Records shown =>

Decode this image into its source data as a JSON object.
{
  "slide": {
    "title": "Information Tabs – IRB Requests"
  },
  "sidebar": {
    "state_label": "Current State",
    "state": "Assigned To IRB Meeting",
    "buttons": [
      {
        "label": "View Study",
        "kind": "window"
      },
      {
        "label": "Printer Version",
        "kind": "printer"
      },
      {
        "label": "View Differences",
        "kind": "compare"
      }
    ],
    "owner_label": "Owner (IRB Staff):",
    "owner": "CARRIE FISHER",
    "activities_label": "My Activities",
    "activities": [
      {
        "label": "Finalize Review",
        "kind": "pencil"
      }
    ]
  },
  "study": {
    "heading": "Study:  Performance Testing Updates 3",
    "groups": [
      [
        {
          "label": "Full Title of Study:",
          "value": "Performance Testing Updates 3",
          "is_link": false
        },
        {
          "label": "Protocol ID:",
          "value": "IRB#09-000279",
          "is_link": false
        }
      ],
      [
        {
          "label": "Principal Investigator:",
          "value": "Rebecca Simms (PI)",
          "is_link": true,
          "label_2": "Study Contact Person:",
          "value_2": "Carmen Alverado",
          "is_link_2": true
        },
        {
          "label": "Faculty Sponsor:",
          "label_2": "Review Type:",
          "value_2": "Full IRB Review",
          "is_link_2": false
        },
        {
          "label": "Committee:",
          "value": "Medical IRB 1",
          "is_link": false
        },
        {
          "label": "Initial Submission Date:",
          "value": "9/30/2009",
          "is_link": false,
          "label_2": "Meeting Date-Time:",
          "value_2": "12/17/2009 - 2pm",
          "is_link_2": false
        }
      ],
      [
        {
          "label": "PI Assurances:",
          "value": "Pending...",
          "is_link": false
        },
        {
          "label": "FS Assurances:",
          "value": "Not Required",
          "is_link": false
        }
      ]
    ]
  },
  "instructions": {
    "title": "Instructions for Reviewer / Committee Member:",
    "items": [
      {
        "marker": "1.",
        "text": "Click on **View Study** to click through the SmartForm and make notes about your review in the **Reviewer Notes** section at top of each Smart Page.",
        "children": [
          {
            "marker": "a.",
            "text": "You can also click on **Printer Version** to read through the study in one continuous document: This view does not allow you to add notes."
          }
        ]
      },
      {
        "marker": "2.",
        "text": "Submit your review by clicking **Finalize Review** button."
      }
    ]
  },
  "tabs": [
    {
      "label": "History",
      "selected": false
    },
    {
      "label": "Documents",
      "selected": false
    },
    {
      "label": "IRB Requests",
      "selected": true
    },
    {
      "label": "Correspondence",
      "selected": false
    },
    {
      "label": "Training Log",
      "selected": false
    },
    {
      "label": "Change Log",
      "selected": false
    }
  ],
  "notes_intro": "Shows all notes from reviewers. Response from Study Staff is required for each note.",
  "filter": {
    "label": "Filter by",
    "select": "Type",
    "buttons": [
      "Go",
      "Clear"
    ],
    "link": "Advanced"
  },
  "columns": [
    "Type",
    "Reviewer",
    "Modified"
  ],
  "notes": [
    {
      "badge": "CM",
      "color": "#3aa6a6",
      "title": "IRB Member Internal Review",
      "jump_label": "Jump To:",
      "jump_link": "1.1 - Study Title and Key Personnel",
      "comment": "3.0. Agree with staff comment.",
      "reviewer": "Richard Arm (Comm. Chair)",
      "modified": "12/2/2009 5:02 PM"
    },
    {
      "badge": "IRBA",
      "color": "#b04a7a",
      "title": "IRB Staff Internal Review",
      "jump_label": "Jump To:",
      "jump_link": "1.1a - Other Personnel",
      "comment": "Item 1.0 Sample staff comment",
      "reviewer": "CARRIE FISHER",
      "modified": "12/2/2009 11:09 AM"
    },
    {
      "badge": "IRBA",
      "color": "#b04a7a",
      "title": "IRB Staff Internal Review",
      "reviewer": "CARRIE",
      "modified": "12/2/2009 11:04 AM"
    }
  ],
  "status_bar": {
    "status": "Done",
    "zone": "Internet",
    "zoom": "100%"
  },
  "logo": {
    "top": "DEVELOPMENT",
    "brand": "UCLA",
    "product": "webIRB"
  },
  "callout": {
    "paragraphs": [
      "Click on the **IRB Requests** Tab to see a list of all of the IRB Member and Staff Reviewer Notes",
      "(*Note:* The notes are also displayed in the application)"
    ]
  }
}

Work to be completed =>
Count every line above that holds the string "each" and give the total, nothing more.

Solution for this task =>
2